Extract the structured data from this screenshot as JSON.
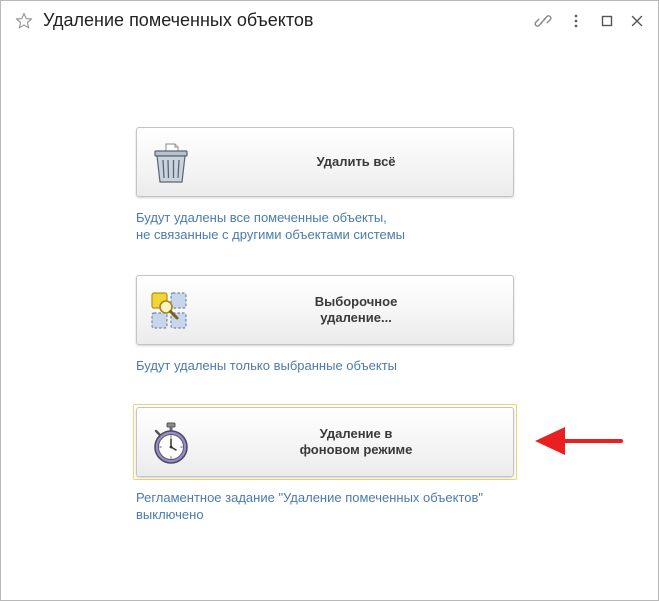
{
  "window": {
    "title": "Удаление помеченных объектов"
  },
  "titlebar_icons": [
    "star-icon",
    "link-icon",
    "more-vertical-icon",
    "maximize-icon",
    "close-icon"
  ],
  "actions": [
    {
      "label": "Удалить всё",
      "icon": "trash-bin-icon",
      "description": "Будут удалены все помеченные объекты,\nне связанные с другими объектами системы"
    },
    {
      "label": "Выборочное\nудаление...",
      "icon": "selective-delete-icon",
      "description": "Будут удалены только выбранные объекты"
    },
    {
      "label": "Удаление в\nфоновом режиме",
      "icon": "stopwatch-icon",
      "description": "Регламентное задание \"Удаление помеченных объектов\"\nвыключено"
    }
  ],
  "colors": {
    "link_text": "#4a7bb0",
    "focus_border": "#e9d66f",
    "annotation_arrow": "#e8201f"
  }
}
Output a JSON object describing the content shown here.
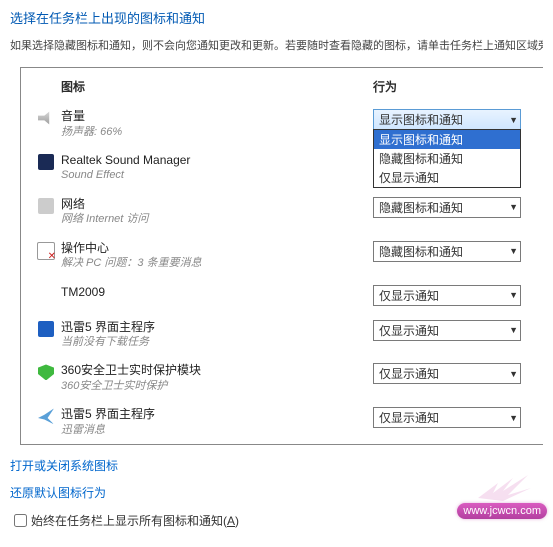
{
  "header": {
    "title": "选择在任务栏上出现的图标和通知",
    "subtitle": "如果选择隐藏图标和通知，则不会向您通知更改和更新。若要随时查看隐藏的图标，请单击任务栏上通知区域旁的"
  },
  "columns": {
    "icon_col": "图标",
    "action_col": "行为"
  },
  "dropdown_options": {
    "opt1": "显示图标和通知",
    "opt2": "隐藏图标和通知",
    "opt3": "仅显示通知"
  },
  "items": [
    {
      "primary": "音量",
      "secondary": "扬声器: 66%",
      "value": "显示图标和通知",
      "icon": "speaker",
      "open": true
    },
    {
      "primary": "Realtek Sound Manager",
      "secondary": "Sound Effect",
      "value": "",
      "icon": "realtek"
    },
    {
      "primary": "网络",
      "secondary": "网络 Internet 访问",
      "value": "隐藏图标和通知",
      "icon": "network"
    },
    {
      "primary": "操作中心",
      "secondary": "解决 PC 问题：3 条重要消息",
      "value": "隐藏图标和通知",
      "icon": "flag"
    },
    {
      "primary": "TM2009",
      "secondary": "",
      "value": "仅显示通知",
      "icon": ""
    },
    {
      "primary": "迅雷5 界面主程序",
      "secondary": "当前没有下载任务",
      "value": "仅显示通知",
      "icon": "xl"
    },
    {
      "primary": "360安全卫士实时保护模块",
      "secondary": "360安全卫士实时保护",
      "value": "仅显示通知",
      "icon": "shield"
    },
    {
      "primary": "迅雷5 界面主程序",
      "secondary": "迅雷消息",
      "value": "仅显示通知",
      "icon": "bird"
    }
  ],
  "links": {
    "system_icons": "打开或关闭系统图标",
    "restore_defaults": "还原默认图标行为"
  },
  "checkbox": {
    "label_prefix": "始终在任务栏上显示所有图标和通知(",
    "label_accel": "A",
    "label_suffix": ")"
  },
  "watermark": "www.jcwcn.com"
}
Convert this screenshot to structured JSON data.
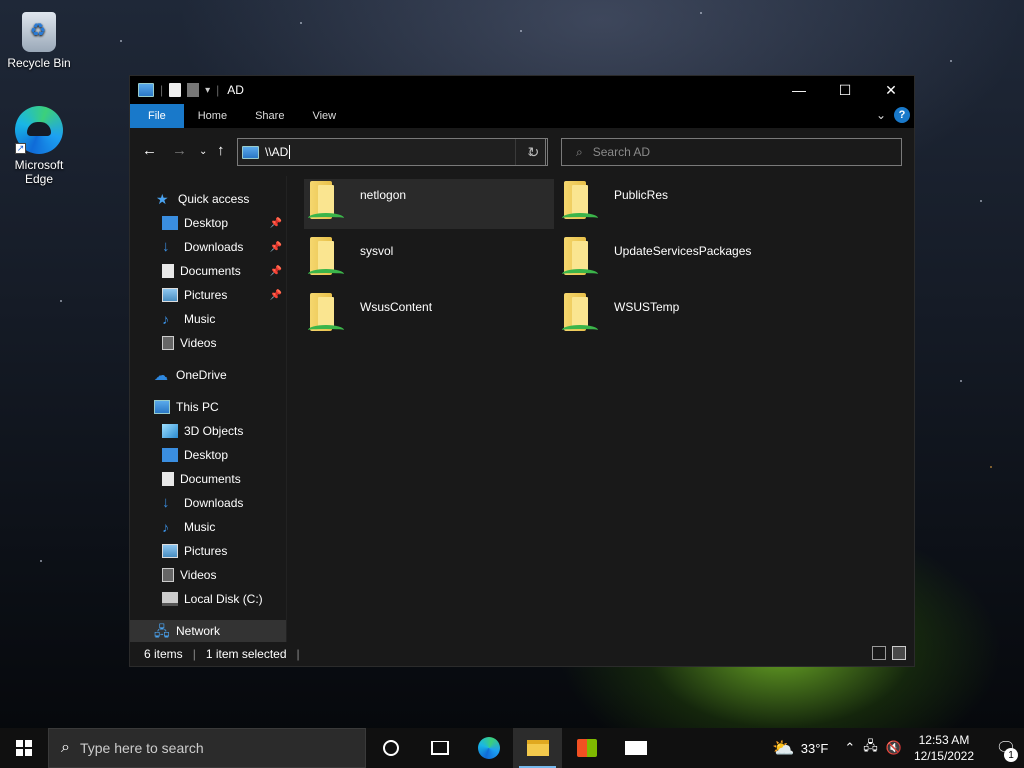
{
  "desktop": {
    "icons": [
      {
        "label": "Recycle Bin"
      },
      {
        "label": "Microsoft Edge"
      }
    ]
  },
  "window": {
    "title": "AD",
    "ribbon_tabs": [
      "File",
      "Home",
      "Share",
      "View"
    ],
    "address": {
      "value": "\\\\AD"
    },
    "search": {
      "placeholder": "Search AD"
    },
    "sidebar": {
      "quick_access": "Quick access",
      "quick_items": [
        "Desktop",
        "Downloads",
        "Documents",
        "Pictures",
        "Music",
        "Videos"
      ],
      "onedrive": "OneDrive",
      "this_pc": "This PC",
      "pc_items": [
        "3D Objects",
        "Desktop",
        "Documents",
        "Downloads",
        "Music",
        "Pictures",
        "Videos",
        "Local Disk (C:)"
      ],
      "network": "Network"
    },
    "folders": [
      "netlogon",
      "PublicRes",
      "sysvol",
      "UpdateServicesPackages",
      "WsusContent",
      "WSUSTemp"
    ],
    "status": {
      "items": "6 items",
      "selected": "1 item selected"
    }
  },
  "taskbar": {
    "search_placeholder": "Type here to search",
    "weather": "33°F",
    "time": "12:53 AM",
    "date": "12/15/2022",
    "notifications": "1"
  }
}
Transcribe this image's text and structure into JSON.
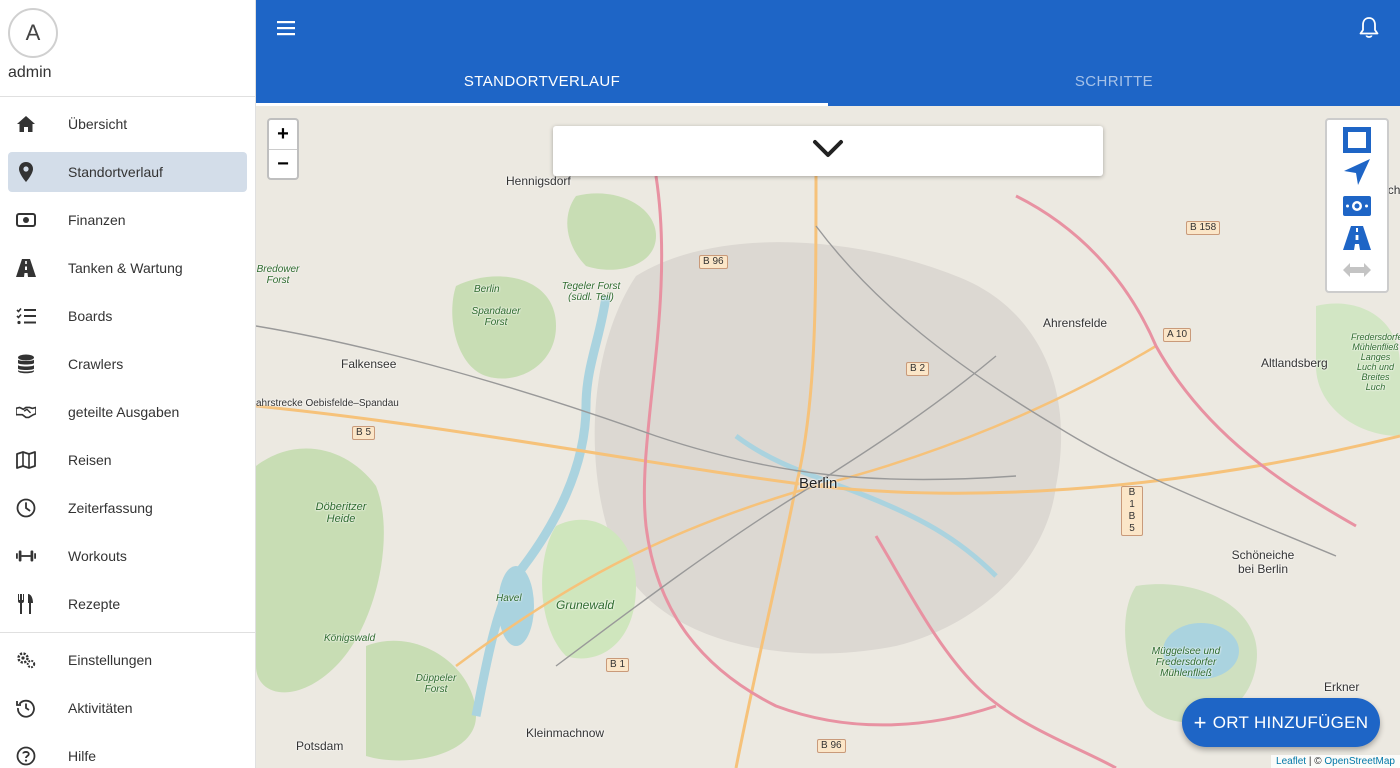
{
  "user": {
    "avatar_letter": "A",
    "name": "admin"
  },
  "nav": {
    "items": [
      {
        "label": "Übersicht",
        "icon": "home-icon"
      },
      {
        "label": "Standortverlauf",
        "icon": "location-pin-icon",
        "active": true
      },
      {
        "label": "Finanzen",
        "icon": "money-icon"
      },
      {
        "label": "Tanken & Wartung",
        "icon": "road-icon"
      },
      {
        "label": "Boards",
        "icon": "checklist-icon"
      },
      {
        "label": "Crawlers",
        "icon": "database-icon"
      },
      {
        "label": "geteilte Ausgaben",
        "icon": "handshake-icon"
      },
      {
        "label": "Reisen",
        "icon": "map-icon"
      },
      {
        "label": "Zeiterfassung",
        "icon": "clock-icon"
      },
      {
        "label": "Workouts",
        "icon": "dumbbell-icon"
      },
      {
        "label": "Rezepte",
        "icon": "utensils-icon"
      }
    ],
    "secondary": [
      {
        "label": "Einstellungen",
        "icon": "gears-icon"
      },
      {
        "label": "Aktivitäten",
        "icon": "history-icon"
      },
      {
        "label": "Hilfe",
        "icon": "help-icon"
      }
    ]
  },
  "tabs": [
    {
      "label": "STANDORTVERLAUF",
      "active": true
    },
    {
      "label": "SCHRITTE",
      "active": false
    }
  ],
  "map": {
    "zoom_in": "+",
    "zoom_out": "−",
    "places": {
      "berlin": "Berlin",
      "hennigsdorf": "Hennigsdorf",
      "falkensee": "Falkensee",
      "ahrensfelde": "Ahrensfelde",
      "altlandsberg": "Altlandsberg",
      "werneuchen": "Werneuch",
      "schoeneiche": "Schöneiche bei Berlin",
      "erkner": "Erkner",
      "potsdam": "Potsdam",
      "kleinmachnow": "Kleinmachnow",
      "grunewald": "Grunewald",
      "doeberitzer": "Döberitzer Heide",
      "spandauer": "Spandauer Forst",
      "tegeler": "Tegeler Forst (südl. Teil)",
      "bredower": "Bredower Forst",
      "koenigswald": "Königswald",
      "dueppeler": "Düppeler Forst",
      "muggelsee": "Müggelsee und Fredersdorfer Mühlenfließ",
      "fredersdorfer": "Fredersdorfer Mühlenfließ Langes Luch und Breites Luch",
      "havel": "Havel",
      "berlin_river": "Berlin",
      "strecke": "ahrstrecke Oebisfelde–Spandau"
    },
    "shields": {
      "b96_top": "B 96",
      "b158": "B 158",
      "b2": "B 2",
      "a10": "A 10",
      "b5": "B 5",
      "b1b5": "B 1 B 5",
      "b1": "B 1",
      "b96_bottom": "B 96"
    },
    "attribution": {
      "leaflet": "Leaflet",
      "separator": " | © ",
      "osm": "OpenStreetMap"
    }
  },
  "fab": {
    "plus": "+",
    "label": "ORT HINZUFÜGEN"
  },
  "colors": {
    "primary": "#1e65c6",
    "active_nav": "#d3dde9"
  }
}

──────

Goal — Within the material above, find the lines that contain the word "Berlin"; copy them.

Written answer —
      "berlin": "Berlin",
      "schoeneiche": "Schöneiche bei Berlin",
      "berlin_river": "Berlin",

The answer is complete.